Task brief :: Return the records in full, exactly as given.

Raw data ::
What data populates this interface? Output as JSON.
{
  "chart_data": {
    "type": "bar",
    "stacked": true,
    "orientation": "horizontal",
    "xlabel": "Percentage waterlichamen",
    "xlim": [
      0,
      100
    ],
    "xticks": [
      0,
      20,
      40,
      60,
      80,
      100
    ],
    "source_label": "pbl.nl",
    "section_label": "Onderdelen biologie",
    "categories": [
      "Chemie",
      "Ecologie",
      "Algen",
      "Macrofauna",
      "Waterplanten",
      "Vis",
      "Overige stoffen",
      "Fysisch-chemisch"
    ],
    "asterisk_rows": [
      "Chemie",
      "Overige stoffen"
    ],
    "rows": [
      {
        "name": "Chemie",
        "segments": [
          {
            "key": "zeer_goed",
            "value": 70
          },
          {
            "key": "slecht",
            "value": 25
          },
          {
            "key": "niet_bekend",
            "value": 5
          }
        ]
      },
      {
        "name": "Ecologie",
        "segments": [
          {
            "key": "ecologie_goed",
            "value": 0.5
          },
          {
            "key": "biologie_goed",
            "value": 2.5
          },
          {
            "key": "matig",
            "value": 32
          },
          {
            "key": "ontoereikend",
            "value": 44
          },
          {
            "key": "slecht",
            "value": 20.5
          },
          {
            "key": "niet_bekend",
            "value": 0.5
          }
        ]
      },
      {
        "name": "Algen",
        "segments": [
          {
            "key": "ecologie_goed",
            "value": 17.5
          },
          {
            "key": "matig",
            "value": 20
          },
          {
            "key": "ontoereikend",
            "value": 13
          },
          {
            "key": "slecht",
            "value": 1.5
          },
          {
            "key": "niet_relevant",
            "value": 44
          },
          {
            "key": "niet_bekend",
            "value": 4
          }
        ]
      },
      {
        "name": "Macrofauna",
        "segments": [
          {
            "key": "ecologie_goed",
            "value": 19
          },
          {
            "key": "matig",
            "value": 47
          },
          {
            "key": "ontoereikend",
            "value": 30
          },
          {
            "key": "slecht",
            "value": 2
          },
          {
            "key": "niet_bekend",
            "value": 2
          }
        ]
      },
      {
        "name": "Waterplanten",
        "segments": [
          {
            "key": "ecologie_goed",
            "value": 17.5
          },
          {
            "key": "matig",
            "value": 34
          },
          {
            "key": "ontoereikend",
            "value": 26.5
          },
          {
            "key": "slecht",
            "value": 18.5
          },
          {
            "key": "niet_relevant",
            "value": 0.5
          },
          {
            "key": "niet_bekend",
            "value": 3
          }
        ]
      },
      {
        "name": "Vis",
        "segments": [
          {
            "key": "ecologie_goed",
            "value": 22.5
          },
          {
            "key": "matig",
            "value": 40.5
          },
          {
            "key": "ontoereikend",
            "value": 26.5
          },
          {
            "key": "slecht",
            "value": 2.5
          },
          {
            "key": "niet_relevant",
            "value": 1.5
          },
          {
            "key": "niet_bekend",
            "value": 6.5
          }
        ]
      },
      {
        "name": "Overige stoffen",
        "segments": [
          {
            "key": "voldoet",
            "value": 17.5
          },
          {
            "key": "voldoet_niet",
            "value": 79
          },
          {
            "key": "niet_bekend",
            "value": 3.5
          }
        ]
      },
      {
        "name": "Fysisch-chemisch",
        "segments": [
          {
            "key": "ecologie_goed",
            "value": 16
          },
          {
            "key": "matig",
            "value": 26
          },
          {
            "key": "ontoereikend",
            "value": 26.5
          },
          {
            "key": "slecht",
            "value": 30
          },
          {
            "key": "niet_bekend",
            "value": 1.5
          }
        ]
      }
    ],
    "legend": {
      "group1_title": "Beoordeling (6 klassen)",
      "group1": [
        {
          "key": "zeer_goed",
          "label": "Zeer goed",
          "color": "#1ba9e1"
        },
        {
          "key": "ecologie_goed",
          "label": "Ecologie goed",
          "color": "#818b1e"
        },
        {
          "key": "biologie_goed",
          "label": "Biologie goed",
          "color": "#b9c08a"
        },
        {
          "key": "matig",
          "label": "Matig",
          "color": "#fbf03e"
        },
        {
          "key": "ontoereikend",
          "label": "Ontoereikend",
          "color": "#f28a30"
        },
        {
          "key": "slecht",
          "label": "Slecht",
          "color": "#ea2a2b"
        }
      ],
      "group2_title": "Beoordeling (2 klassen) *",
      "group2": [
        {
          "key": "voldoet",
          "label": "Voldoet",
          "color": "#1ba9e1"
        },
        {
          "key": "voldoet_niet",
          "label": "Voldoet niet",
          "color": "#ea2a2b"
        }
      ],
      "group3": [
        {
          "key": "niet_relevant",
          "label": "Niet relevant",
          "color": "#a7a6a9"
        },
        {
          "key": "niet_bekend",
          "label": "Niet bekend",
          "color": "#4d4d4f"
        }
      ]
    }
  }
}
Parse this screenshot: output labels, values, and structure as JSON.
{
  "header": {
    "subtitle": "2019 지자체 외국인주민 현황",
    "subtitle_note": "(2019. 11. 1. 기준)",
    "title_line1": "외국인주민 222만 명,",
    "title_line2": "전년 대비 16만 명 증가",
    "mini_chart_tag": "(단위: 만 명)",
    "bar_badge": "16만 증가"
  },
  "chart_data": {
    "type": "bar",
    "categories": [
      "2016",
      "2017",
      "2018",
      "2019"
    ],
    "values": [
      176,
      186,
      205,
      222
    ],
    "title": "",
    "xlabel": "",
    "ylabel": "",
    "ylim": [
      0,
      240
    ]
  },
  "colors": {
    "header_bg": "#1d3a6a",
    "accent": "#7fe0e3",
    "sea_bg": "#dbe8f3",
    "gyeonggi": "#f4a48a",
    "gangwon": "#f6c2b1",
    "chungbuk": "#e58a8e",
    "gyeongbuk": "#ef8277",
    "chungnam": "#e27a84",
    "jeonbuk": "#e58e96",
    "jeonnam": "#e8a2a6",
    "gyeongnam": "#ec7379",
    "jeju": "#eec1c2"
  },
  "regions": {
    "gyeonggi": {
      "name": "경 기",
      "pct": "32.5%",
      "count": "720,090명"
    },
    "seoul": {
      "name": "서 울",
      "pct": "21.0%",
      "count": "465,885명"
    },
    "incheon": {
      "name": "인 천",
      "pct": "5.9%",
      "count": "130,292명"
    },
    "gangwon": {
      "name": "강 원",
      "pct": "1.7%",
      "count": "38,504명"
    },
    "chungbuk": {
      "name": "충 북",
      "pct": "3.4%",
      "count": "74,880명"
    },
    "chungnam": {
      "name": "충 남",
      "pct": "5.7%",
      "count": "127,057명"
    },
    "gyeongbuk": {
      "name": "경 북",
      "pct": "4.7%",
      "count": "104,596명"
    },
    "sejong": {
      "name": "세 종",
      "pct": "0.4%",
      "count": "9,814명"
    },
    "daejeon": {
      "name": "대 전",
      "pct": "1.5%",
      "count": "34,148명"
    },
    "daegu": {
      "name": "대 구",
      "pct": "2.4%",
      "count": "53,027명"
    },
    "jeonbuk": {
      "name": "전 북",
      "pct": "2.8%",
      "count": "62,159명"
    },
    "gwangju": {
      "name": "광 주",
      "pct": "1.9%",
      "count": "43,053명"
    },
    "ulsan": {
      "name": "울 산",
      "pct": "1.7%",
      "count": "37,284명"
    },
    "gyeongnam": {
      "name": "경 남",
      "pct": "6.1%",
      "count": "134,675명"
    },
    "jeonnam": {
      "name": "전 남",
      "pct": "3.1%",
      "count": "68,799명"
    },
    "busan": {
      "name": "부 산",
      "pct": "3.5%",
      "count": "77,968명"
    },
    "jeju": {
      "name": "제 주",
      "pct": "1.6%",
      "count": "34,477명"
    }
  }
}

Answer ::
What data populates this interface? Output as JSON.
{
  "chart_data": {
    "type": "bar",
    "stacked": true,
    "orientation": "horizontal",
    "xlabel": "Percentage waterlichamen",
    "xlim": [
      0,
      100
    ],
    "xticks": [
      0,
      20,
      40,
      60,
      80,
      100
    ],
    "source_label": "pbl.nl",
    "section_label": "Onderdelen biologie",
    "categories": [
      "Chemie",
      "Ecologie",
      "Algen",
      "Macrofauna",
      "Waterplanten",
      "Vis",
      "Overige stoffen",
      "Fysisch-chemisch"
    ],
    "asterisk_rows": [
      "Chemie",
      "Overige stoffen"
    ],
    "rows": [
      {
        "name": "Chemie",
        "segments": [
          {
            "key": "zeer_goed",
            "value": 70
          },
          {
            "key": "slecht",
            "value": 25
          },
          {
            "key": "niet_bekend",
            "value": 5
          }
        ]
      },
      {
        "name": "Ecologie",
        "segments": [
          {
            "key": "ecologie_goed",
            "value": 0.5
          },
          {
            "key": "biologie_goed",
            "value": 2.5
          },
          {
            "key": "matig",
            "value": 32
          },
          {
            "key": "ontoereikend",
            "value": 44
          },
          {
            "key": "slecht",
            "value": 20.5
          },
          {
            "key": "niet_bekend",
            "value": 0.5
          }
        ]
      },
      {
        "name": "Algen",
        "segments": [
          {
            "key": "ecologie_goed",
            "value": 17.5
          },
          {
            "key": "matig",
            "value": 20
          },
          {
            "key": "ontoereikend",
            "value": 13
          },
          {
            "key": "slecht",
            "value": 1.5
          },
          {
            "key": "niet_relevant",
            "value": 44
          },
          {
            "key": "niet_bekend",
            "value": 4
          }
        ]
      },
      {
        "name": "Macrofauna",
        "segments": [
          {
            "key": "ecologie_goed",
            "value": 19
          },
          {
            "key": "matig",
            "value": 47
          },
          {
            "key": "ontoereikend",
            "value": 30
          },
          {
            "key": "slecht",
            "value": 2
          },
          {
            "key": "niet_bekend",
            "value": 2
          }
        ]
      },
      {
        "name": "Waterplanten",
        "segments": [
          {
            "key": "ecologie_goed",
            "value": 17.5
          },
          {
            "key": "matig",
            "value": 34
          },
          {
            "key": "ontoereikend",
            "value": 26.5
          },
          {
            "key": "slecht",
            "value": 18.5
          },
          {
            "key": "niet_relevant",
            "value": 0.5
          },
          {
            "key": "niet_bekend",
            "value": 3
          }
        ]
      },
      {
        "name": "Vis",
        "segments": [
          {
            "key": "ecologie_goed",
            "value": 22.5
          },
          {
            "key": "matig",
            "value": 40.5
          },
          {
            "key": "ontoereikend",
            "value": 26.5
          },
          {
            "key": "slecht",
            "value": 2.5
          },
          {
            "key": "niet_relevant",
            "value": 1.5
          },
          {
            "key": "niet_bekend",
            "value": 6.5
          }
        ]
      },
      {
        "name": "Overige stoffen",
        "segments": [
          {
            "key": "voldoet",
            "value": 17.5
          },
          {
            "key": "voldoet_niet",
            "value": 79
          },
          {
            "key": "niet_bekend",
            "value": 3.5
          }
        ]
      },
      {
        "name": "Fysisch-chemisch",
        "segments": [
          {
            "key": "ecologie_goed",
            "value": 16
          },
          {
            "key": "matig",
            "value": 26
          },
          {
            "key": "ontoereikend",
            "value": 26.5
          },
          {
            "key": "slecht",
            "value": 30
          },
          {
            "key": "niet_bekend",
            "value": 1.5
          }
        ]
      }
    ],
    "legend": {
      "group1_title": "Beoordeling (6 klassen)",
      "group1": [
        {
          "key": "zeer_goed",
          "label": "Zeer goed",
          "color": "#1ba9e1"
        },
        {
          "key": "ecologie_goed",
          "label": "Ecologie goed",
          "color": "#818b1e"
        },
        {
          "key": "biologie_goed",
          "label": "Biologie goed",
          "color": "#b9c08a"
        },
        {
          "key": "matig",
          "label": "Matig",
          "color": "#fbf03e"
        },
        {
          "key": "ontoereikend",
          "label": "Ontoereikend",
          "color": "#f28a30"
        },
        {
          "key": "slecht",
          "label": "Slecht",
          "color": "#ea2a2b"
        }
      ],
      "group2_title": "Beoordeling (2 klassen) *",
      "group2": [
        {
          "key": "voldoet",
          "label": "Voldoet",
          "color": "#1ba9e1"
        },
        {
          "key": "voldoet_niet",
          "label": "Voldoet niet",
          "color": "#ea2a2b"
        }
      ],
      "group3": [
        {
          "key": "niet_relevant",
          "label": "Niet relevant",
          "color": "#a7a6a9"
        },
        {
          "key": "niet_bekend",
          "label": "Niet bekend",
          "color": "#4d4d4f"
        }
      ]
    }
  }
}
Parse this screenshot: output labels, values, and structure as JSON.
{
  "header": {
    "subtitle": "2019 지자체 외국인주민 현황",
    "subtitle_note": "(2019. 11. 1. 기준)",
    "title_line1": "외국인주민 222만 명,",
    "title_line2": "전년 대비 16만 명 증가",
    "mini_chart_tag": "(단위: 만 명)",
    "bar_badge": "16만 증가"
  },
  "chart_data": {
    "type": "bar",
    "categories": [
      "2016",
      "2017",
      "2018",
      "2019"
    ],
    "values": [
      176,
      186,
      205,
      222
    ],
    "title": "",
    "xlabel": "",
    "ylabel": "",
    "ylim": [
      0,
      240
    ]
  },
  "colors": {
    "header_bg": "#1d3a6a",
    "accent": "#7fe0e3",
    "sea_bg": "#dbe8f3",
    "gyeonggi": "#f4a48a",
    "gangwon": "#f6c2b1",
    "chungbuk": "#e58a8e",
    "gyeongbuk": "#ef8277",
    "chungnam": "#e27a84",
    "jeonbuk": "#e58e96",
    "jeonnam": "#e8a2a6",
    "gyeongnam": "#ec7379",
    "jeju": "#eec1c2"
  },
  "regions": {
    "gyeonggi": {
      "name": "경 기",
      "pct": "32.5%",
      "count": "720,090명"
    },
    "seoul": {
      "name": "서 울",
      "pct": "21.0%",
      "count": "465,885명"
    },
    "incheon": {
      "name": "인 천",
      "pct": "5.9%",
      "count": "130,292명"
    },
    "gangwon": {
      "name": "강 원",
      "pct": "1.7%",
      "count": "38,504명"
    },
    "chungbuk": {
      "name": "충 북",
      "pct": "3.4%",
      "count": "74,880명"
    },
    "chungnam": {
      "name": "충 남",
      "pct": "5.7%",
      "count": "127,057명"
    },
    "gyeongbuk": {
      "name": "경 북",
      "pct": "4.7%",
      "count": "104,596명"
    },
    "sejong": {
      "name": "세 종",
      "pct": "0.4%",
      "count": "9,814명"
    },
    "daejeon": {
      "name": "대 전",
      "pct": "1.5%",
      "count": "34,148명"
    },
    "daegu": {
      "name": "대 구",
      "pct": "2.4%",
      "count": "53,027명"
    },
    "jeonbuk": {
      "name": "전 북",
      "pct": "2.8%",
      "count": "62,159명"
    },
    "gwangju": {
      "name": "광 주",
      "pct": "1.9%",
      "count": "43,053명"
    },
    "ulsan": {
      "name": "울 산",
      "pct": "1.7%",
      "count": "37,284명"
    },
    "gyeongnam": {
      "name": "경 남",
      "pct": "6.1%",
      "count": "134,675명"
    },
    "jeonnam": {
      "name": "전 남",
      "pct": "3.1%",
      "count": "68,799명"
    },
    "busan": {
      "name": "부 산",
      "pct": "3.5%",
      "count": "77,968명"
    },
    "jeju": {
      "name": "제 주",
      "pct": "1.6%",
      "count": "34,477명"
    }
  }
}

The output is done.